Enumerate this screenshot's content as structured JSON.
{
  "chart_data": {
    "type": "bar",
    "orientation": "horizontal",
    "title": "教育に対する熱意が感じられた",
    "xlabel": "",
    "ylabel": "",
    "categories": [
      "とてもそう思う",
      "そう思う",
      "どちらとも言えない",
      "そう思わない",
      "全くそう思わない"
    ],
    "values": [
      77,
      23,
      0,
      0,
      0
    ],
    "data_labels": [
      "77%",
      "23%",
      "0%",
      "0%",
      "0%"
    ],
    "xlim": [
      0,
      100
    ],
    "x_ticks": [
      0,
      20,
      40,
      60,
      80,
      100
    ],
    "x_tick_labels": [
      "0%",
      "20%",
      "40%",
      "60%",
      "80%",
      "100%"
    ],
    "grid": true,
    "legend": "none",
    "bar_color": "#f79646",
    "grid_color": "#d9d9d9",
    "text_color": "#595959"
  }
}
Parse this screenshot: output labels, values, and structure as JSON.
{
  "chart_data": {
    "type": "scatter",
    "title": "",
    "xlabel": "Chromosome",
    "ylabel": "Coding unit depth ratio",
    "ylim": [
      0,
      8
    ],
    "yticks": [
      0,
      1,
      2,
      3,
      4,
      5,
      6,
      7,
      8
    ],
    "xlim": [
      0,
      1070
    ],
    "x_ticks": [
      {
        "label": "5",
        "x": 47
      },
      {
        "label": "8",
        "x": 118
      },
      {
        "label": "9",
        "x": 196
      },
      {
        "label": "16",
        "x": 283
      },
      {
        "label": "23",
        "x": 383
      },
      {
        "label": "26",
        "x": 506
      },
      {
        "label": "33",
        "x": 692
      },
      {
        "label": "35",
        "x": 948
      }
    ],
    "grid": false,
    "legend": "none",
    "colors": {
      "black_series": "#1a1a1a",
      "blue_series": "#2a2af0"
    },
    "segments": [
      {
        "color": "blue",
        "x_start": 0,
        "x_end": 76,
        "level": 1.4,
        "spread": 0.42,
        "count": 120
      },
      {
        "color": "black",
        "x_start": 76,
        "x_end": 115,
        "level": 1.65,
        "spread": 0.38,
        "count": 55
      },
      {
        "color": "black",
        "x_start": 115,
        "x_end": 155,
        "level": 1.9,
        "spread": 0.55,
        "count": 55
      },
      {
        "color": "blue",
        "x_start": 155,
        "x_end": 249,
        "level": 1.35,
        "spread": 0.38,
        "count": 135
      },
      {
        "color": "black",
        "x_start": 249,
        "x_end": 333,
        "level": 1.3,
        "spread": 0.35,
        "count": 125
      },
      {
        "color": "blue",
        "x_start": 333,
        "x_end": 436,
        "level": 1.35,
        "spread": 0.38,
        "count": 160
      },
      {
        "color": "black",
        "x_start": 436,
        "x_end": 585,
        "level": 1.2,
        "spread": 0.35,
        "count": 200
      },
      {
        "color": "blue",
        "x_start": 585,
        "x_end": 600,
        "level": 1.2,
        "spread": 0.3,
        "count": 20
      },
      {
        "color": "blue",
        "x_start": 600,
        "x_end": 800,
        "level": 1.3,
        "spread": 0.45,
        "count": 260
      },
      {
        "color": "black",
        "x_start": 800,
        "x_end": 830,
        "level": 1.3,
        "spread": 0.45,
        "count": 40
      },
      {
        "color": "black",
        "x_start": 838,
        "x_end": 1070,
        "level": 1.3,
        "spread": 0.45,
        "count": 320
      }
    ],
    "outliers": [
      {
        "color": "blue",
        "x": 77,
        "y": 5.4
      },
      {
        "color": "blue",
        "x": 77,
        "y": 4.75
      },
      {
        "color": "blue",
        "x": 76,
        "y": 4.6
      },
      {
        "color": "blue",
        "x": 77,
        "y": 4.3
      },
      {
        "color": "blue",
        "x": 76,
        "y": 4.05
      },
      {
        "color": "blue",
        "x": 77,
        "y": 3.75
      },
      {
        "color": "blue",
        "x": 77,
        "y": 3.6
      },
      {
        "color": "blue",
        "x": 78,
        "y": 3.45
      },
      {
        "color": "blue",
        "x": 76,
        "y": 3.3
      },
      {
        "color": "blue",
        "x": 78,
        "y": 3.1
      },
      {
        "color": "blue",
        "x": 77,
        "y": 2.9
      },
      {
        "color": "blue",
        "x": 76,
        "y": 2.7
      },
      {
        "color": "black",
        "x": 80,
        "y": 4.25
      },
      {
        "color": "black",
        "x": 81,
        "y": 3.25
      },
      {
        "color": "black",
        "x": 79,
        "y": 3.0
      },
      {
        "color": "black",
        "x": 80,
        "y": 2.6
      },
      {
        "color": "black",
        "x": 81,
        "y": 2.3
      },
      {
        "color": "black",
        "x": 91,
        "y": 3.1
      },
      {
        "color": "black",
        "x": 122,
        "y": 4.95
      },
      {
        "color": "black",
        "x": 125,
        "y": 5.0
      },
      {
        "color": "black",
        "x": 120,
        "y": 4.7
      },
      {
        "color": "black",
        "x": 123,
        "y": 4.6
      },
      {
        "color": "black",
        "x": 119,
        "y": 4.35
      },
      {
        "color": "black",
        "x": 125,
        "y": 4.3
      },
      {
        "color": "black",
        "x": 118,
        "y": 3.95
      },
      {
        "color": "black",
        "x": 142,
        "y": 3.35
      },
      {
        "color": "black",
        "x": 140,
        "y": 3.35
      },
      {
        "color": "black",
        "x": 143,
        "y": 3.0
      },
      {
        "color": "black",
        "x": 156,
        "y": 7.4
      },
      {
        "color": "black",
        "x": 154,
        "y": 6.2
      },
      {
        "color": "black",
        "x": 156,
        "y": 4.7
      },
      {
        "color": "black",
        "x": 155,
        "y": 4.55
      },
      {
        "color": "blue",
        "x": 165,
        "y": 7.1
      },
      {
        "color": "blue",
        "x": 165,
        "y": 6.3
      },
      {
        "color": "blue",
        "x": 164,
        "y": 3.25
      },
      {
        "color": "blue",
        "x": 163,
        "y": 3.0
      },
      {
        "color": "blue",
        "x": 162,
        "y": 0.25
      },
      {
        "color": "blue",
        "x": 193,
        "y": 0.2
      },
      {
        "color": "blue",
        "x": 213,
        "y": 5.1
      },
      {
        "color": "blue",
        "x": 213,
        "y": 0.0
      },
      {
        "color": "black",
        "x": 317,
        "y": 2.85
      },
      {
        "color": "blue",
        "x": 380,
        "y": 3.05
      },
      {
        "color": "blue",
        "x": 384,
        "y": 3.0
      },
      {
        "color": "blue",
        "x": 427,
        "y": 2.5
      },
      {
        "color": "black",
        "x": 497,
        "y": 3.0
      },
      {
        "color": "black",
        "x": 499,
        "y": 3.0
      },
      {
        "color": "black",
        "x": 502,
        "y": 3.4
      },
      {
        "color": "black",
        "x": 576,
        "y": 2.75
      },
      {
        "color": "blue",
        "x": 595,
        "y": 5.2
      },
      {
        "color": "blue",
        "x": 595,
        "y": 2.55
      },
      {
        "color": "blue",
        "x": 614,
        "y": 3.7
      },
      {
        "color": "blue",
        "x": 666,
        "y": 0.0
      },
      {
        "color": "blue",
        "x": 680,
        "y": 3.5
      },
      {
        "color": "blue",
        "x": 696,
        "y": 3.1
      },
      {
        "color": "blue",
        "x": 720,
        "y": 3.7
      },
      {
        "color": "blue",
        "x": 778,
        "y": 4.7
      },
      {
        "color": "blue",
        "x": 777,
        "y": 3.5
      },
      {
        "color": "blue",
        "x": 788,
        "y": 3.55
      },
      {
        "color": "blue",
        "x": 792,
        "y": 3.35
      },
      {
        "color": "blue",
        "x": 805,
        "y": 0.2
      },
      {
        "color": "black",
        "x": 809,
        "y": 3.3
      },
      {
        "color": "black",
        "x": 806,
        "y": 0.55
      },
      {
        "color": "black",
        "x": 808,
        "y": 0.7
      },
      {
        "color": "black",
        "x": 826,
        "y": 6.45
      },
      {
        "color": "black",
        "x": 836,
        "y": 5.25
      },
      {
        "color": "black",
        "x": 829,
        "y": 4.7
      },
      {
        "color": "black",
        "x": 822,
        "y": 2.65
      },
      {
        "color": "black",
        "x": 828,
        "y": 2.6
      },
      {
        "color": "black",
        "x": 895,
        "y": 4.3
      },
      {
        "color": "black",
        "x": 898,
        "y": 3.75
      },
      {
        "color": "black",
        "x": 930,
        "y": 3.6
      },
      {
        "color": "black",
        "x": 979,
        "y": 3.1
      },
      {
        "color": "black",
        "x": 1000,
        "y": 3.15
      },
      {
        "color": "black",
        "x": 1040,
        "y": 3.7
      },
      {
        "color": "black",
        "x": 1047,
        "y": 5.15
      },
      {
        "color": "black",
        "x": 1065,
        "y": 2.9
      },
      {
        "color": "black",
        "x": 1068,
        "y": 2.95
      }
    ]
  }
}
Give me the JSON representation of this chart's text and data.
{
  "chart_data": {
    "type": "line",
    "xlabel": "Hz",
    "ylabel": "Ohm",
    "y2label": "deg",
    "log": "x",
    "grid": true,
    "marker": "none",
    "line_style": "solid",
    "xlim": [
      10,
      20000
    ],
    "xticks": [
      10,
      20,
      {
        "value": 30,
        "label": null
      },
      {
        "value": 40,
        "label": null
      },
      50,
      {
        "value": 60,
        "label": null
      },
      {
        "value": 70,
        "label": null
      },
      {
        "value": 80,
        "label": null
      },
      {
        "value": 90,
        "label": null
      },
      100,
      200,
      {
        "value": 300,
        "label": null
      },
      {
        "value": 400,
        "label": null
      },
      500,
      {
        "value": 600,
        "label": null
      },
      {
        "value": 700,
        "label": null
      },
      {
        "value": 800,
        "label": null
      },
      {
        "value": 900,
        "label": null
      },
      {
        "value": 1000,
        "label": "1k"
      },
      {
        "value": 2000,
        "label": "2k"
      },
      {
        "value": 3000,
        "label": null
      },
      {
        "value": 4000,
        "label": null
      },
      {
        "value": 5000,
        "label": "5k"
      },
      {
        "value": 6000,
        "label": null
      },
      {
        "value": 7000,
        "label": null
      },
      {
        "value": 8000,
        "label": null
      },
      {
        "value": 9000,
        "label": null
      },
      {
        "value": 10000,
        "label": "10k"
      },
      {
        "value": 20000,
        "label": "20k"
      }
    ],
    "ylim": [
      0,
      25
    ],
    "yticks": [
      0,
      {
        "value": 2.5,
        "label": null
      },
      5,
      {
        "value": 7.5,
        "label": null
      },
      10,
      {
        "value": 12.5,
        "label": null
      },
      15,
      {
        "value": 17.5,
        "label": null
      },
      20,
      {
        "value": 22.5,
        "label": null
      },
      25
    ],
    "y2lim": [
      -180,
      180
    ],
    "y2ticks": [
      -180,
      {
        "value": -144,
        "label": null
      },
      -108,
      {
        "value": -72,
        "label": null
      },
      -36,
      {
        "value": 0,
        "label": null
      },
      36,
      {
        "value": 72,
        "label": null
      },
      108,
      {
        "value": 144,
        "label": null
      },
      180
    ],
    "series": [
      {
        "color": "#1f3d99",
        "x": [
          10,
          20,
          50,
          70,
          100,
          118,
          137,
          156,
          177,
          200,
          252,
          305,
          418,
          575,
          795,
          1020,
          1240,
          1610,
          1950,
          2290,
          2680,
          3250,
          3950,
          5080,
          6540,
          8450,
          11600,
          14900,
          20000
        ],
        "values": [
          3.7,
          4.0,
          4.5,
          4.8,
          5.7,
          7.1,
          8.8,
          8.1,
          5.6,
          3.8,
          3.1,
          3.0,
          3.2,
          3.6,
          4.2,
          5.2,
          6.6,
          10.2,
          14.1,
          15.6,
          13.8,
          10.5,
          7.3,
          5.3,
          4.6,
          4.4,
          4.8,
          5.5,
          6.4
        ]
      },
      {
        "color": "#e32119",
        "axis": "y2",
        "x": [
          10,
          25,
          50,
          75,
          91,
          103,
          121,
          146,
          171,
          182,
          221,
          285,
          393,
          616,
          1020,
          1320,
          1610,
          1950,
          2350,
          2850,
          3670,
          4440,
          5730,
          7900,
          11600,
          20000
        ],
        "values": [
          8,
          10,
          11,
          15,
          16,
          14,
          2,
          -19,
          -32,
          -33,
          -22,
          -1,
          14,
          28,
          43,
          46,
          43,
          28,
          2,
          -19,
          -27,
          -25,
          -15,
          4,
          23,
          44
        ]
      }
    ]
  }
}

::::

Aim: Gather, from the listing above, every line carrying the word "count".

Response:
        "count": 120
        "count": 55
        "count": 55
        "count": 135
        "count": 125
        "count": 160
        "count": 200
        "count": 20
        "count": 260
        "count": 40
        "count": 320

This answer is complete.